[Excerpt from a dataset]
========
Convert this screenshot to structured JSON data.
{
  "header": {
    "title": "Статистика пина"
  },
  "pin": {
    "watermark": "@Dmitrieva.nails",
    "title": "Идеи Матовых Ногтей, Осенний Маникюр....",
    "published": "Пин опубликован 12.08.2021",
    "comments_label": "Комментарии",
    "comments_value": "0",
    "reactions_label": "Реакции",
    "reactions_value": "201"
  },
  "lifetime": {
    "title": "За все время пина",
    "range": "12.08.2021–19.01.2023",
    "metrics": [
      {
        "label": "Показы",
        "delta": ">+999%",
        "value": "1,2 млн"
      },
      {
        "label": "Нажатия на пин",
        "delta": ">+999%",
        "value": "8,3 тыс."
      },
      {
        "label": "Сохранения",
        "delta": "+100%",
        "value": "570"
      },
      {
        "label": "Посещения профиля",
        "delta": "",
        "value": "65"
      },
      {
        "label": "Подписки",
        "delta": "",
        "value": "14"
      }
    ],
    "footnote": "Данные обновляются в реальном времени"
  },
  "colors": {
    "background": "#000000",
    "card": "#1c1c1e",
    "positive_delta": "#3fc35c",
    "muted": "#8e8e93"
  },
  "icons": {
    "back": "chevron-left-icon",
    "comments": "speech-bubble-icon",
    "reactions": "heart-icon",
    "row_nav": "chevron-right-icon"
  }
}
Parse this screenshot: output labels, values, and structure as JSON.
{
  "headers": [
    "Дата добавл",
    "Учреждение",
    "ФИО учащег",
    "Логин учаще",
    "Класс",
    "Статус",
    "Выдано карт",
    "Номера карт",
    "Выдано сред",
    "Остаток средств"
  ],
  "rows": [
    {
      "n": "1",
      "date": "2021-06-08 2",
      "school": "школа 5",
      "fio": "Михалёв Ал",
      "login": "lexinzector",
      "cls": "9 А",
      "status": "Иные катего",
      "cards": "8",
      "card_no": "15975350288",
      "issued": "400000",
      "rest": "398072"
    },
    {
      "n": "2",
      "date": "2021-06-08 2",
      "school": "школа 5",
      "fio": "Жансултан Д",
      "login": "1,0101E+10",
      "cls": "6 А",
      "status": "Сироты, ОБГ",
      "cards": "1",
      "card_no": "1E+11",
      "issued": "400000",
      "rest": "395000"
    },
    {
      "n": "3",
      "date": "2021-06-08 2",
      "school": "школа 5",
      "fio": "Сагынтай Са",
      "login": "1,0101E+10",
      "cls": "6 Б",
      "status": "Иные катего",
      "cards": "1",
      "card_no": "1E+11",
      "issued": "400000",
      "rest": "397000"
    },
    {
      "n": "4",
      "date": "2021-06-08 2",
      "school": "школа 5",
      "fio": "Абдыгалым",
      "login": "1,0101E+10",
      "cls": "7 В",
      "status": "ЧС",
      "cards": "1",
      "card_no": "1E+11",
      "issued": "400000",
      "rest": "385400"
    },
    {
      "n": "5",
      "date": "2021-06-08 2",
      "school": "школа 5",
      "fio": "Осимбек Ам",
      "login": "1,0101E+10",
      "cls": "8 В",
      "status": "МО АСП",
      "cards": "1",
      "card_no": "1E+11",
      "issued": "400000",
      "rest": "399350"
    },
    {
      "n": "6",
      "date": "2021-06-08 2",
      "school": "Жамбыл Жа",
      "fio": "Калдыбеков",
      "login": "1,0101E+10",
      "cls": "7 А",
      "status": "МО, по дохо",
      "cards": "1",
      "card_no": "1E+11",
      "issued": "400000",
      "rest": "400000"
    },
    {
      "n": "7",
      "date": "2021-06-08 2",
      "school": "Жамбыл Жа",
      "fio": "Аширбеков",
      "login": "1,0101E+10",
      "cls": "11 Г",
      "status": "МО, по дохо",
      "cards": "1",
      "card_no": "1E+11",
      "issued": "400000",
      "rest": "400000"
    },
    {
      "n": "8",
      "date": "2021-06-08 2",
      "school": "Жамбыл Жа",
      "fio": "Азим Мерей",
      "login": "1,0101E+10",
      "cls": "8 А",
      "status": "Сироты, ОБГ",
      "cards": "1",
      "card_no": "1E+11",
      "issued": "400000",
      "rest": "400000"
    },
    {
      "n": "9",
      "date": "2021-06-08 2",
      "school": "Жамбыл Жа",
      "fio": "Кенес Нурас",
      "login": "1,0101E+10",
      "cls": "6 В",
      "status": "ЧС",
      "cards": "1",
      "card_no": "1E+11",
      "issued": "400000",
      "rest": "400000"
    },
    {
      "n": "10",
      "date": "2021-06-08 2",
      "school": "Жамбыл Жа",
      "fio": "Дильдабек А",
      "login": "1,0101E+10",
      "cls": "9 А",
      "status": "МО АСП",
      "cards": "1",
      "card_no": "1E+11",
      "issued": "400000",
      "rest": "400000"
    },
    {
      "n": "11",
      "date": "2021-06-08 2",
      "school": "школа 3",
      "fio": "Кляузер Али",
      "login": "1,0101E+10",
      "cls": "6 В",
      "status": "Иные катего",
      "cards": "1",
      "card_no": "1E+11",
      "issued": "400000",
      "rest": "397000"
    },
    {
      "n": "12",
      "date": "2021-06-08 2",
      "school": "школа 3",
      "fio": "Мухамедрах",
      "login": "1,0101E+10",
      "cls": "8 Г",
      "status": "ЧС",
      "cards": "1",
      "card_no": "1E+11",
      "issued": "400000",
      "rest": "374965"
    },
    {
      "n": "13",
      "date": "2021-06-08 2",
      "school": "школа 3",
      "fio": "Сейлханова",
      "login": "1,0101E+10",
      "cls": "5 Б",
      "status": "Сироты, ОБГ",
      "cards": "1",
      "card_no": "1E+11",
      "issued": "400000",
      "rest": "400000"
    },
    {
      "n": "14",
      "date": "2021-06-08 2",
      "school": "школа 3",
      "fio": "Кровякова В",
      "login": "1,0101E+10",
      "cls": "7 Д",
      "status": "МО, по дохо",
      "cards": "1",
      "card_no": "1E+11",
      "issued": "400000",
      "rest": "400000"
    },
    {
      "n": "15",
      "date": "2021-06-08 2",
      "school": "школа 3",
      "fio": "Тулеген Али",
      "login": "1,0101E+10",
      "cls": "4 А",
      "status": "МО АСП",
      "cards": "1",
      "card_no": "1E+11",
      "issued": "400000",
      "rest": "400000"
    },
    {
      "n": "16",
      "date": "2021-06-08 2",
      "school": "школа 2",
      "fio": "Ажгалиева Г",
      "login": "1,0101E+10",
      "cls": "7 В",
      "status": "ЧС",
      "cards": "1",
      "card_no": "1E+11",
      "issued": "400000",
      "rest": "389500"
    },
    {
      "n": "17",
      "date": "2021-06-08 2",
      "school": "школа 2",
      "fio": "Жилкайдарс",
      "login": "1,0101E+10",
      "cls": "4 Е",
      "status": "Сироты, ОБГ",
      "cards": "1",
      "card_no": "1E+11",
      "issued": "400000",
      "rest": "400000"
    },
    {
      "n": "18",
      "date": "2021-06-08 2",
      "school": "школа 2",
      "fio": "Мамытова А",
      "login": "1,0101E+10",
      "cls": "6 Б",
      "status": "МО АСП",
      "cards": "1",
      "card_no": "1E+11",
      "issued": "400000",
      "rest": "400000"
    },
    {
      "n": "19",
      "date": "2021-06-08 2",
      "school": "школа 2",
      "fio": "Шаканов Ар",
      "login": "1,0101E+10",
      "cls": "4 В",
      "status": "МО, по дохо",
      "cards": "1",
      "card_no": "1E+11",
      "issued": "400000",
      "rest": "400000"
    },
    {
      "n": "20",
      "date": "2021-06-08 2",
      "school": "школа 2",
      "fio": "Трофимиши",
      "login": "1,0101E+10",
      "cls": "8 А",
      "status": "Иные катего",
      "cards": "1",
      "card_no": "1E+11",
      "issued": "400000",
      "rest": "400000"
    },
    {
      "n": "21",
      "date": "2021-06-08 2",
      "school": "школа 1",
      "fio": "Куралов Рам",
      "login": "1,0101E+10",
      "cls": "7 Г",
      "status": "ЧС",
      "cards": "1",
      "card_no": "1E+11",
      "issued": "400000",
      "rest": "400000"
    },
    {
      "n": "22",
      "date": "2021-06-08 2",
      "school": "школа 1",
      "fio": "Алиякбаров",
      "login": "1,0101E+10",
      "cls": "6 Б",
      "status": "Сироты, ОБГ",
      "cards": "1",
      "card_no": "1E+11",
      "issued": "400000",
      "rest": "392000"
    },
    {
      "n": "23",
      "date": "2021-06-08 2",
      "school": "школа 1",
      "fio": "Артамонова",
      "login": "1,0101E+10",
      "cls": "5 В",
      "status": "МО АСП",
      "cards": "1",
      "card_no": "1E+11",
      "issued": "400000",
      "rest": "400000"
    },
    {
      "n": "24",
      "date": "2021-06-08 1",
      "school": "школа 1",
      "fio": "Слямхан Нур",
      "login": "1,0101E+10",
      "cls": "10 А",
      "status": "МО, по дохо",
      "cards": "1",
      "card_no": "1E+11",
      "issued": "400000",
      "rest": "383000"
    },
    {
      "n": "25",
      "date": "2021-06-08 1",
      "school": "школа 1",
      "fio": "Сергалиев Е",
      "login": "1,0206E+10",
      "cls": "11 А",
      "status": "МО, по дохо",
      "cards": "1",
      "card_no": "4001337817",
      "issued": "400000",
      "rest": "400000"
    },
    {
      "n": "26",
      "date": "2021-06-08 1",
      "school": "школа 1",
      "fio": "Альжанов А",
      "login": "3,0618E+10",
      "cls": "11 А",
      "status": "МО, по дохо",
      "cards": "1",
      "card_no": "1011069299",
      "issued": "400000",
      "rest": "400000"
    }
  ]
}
========
▸ GOAL:
Supply the count of lines in the entries that contain the word "title", and nothing besides.

▸ RIGHT ANSWER:
3